▶ **Selected extract**:
======

On Jul 23, 2011, at 5:37 AM, FlyLanguage wrote:
>>>> After git, mainline will still be the most important branch
for
>>>> the *project*,
>>>> but you will work with quite a few branches on parallel.
>>>>
>>>>
>>>> Who's mainline? :) Be prepared to assign a super-merger,
like Linus,
>>>> to maintain the "mainline".
>>>>
>>>> The git workflow works really really great, but it does require
>>>> getting rid of mainline thinking. It doesn't exist.
>>>
>>> I strongly disagree with this. Having a mainline, whether enforced
by
>>> the VCS or not, is crucial to our incremental development
philosophy.
>>> For example, we need small, incremental patches going into one
>>> mainline branch in order for our buildbots to usefully identify
>>> regressions. We also bisect performance regressions quite a lot,
but
>>> if someone goes off and does a bunch of development on a branch and
>>> then lands it in mainline all at once, we'll be completely
unable to
>>> pinpoint the source of any regressions from that branch.

======

▶ **Source material**:
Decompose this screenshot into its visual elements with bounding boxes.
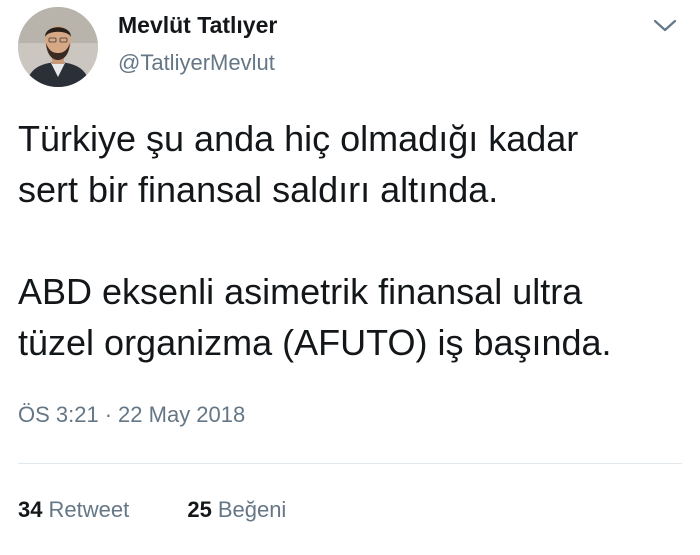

======

▶ **To-do list**:
a) Summarize the email excerpt about git and mainline development in two sentences.
b) In the email excerpt about git and mainline development, what do small, incremental patches going into one mainline branch let the buildbots do?
c) Write out the part of the email excerpt about git and mainline development starting with "On Jul 23, 2011, at" and going on through "branches on parallel.".

▶ **Responses in order**:
a) One view holds that mainline stays the most important branch after git, while another says the git workflow works best without mainline thinking and needs a super-merger like Linus to maintain the "mainline." A reply strongly disagrees, arguing that a mainline is crucial to incremental development because small patches into one branch let buildbots identify regressions, while landing a large branch all at once makes regressions impossible to pinpoint.

b) They let the buildbots usefully identify regressions.

c)
On Jul 23, 2011, at 5:37 AM, FlyLanguage wrote:
>>>> After git, mainline will still be the most important branch
for
>>>> the *project*,
>>>> but you will work with quite a few branches on parallel.